### Dataset entries
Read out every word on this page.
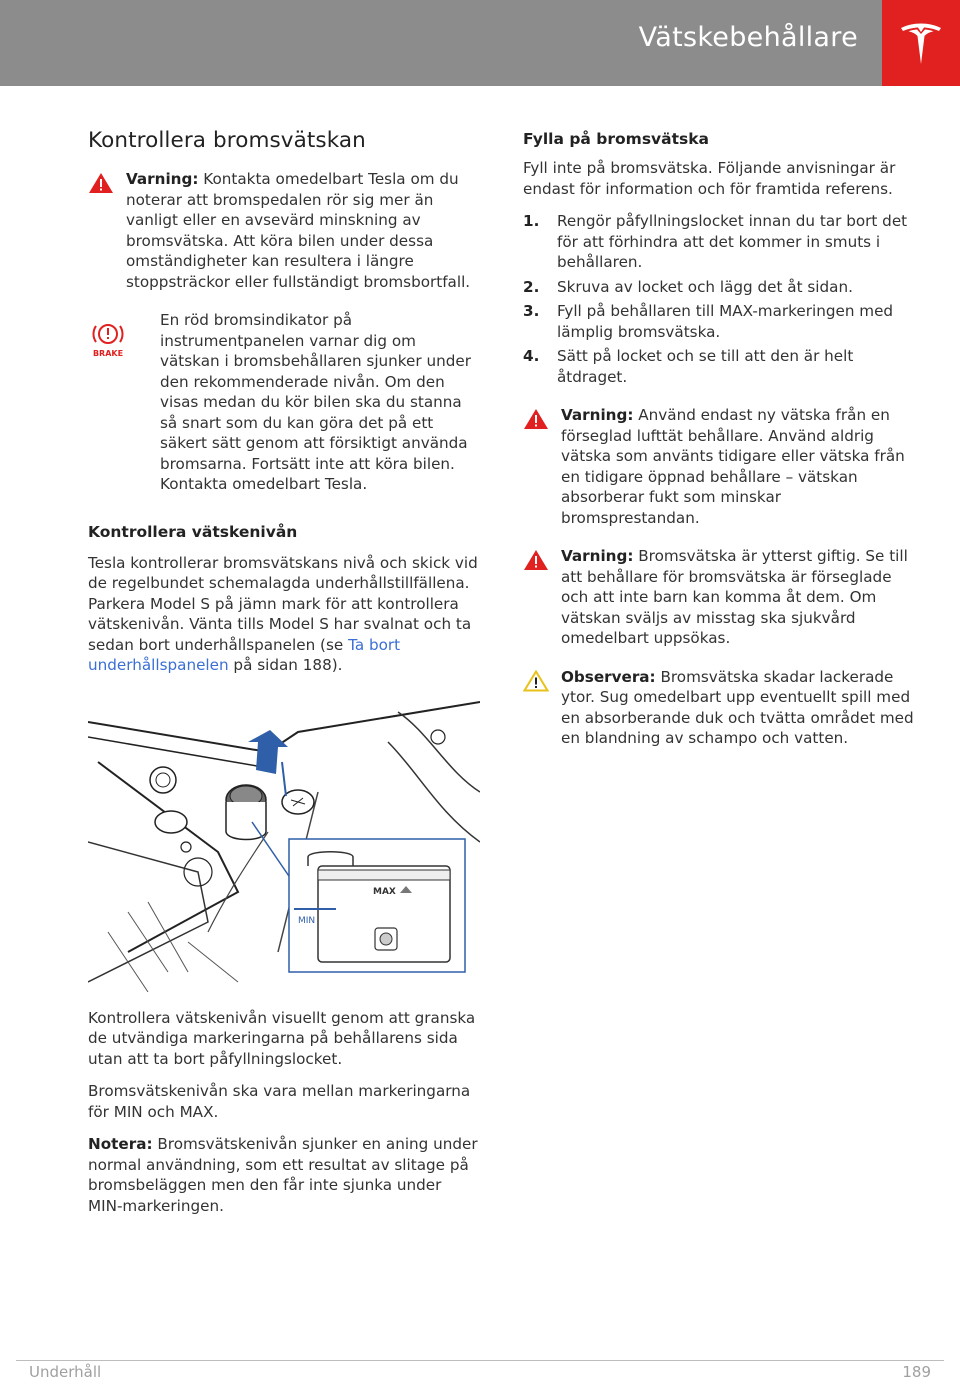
Vätskebehållare
Kontrollera bromsvätskan
Varning: Kontakta omedelbart Tesla om du noterar att bromspedalen rör sig mer än vanligt eller en avsevärd minskning av bromsvätska. Att köra bilen under dessa omständigheter kan resultera i längre stoppsträckor eller fullständigt bromsbortfall.
BRAKE
En röd bromsindikator på instrumentpanelen varnar dig om vätskan i bromsbehållaren sjunker under den rekommenderade nivån. Om den visas medan du kör bilen ska du stanna så snart som du kan göra det på ett säkert sätt genom att försiktigt använda bromsarna. Fortsätt inte att köra bilen. Kontakta omedelbart Tesla.
Kontrollera vätskenivån

Tesla kontrollerar bromsvätskans nivå och skick vid de regelbundet schemalagda underhållstillfällena. Parkera Model S på jämn mark för att kontrollera vätskenivån. Vänta tills Model S har svalnat och ta sedan bort underhållspanelen (se Ta bort underhållspanelen på sidan 188).

MAX
MIN

Kontrollera vätskenivån visuellt genom att granska de utvändiga markeringarna på behållarens sida utan att ta bort påfyllningslocket.

Bromsvätskenivån ska vara mellan markeringarna för MIN och MAX.

Notera: Bromsvätskenivån sjunker en aning under normal användning, som ett resultat av slitage på bromsbeläggen men den får inte sjunka under MIN-markeringen.

Fylla på bromsvätska

Fyll inte på bromsvätska. Följande anvisningar är endast för information och för framtida referens.

1.	Rengör påfyllningslocket innan du tar bort det för att förhindra att det kommer in smuts i behållaren.
2.	Skruva av locket och lägg det åt sidan.
3.	Fyll på behållaren till MAX-markeringen med lämplig bromsvätska.
4.	Sätt på locket och se till att den är helt åtdraget.
Varning: Använd endast ny vätska från en förseglad lufttät behållare. Använd aldrig vätska som använts tidigare eller vätska från en tidigare öppnad behållare – vätskan absorberar fukt som minskar bromsprestandan.
Varning: Bromsvätska är ytterst giftig. Se till att behållare för bromsvätska är förseglade och att inte barn kan komma åt dem. Om vätskan sväljs av misstag ska sjukvård omedelbart uppsökas.
Observera: Bromsvätska skadar lackerade ytor. Sug omedelbart upp eventuellt spill med en absorberande duk och tvätta området med en blandning av schampo och vatten.
Underhåll	189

### Task description
Wherever the word "Bromsvätskenivån" turns up in the records above, copy the line that holds it.

### Solution
Bromsvätskenivån ska vara mellan markeringarna för MIN och MAX.
Notera: Bromsvätskenivån sjunker en aning under normal användning, som ett resultat av slitage på bromsbeläggen men den får inte sjunka under MIN-markeringen.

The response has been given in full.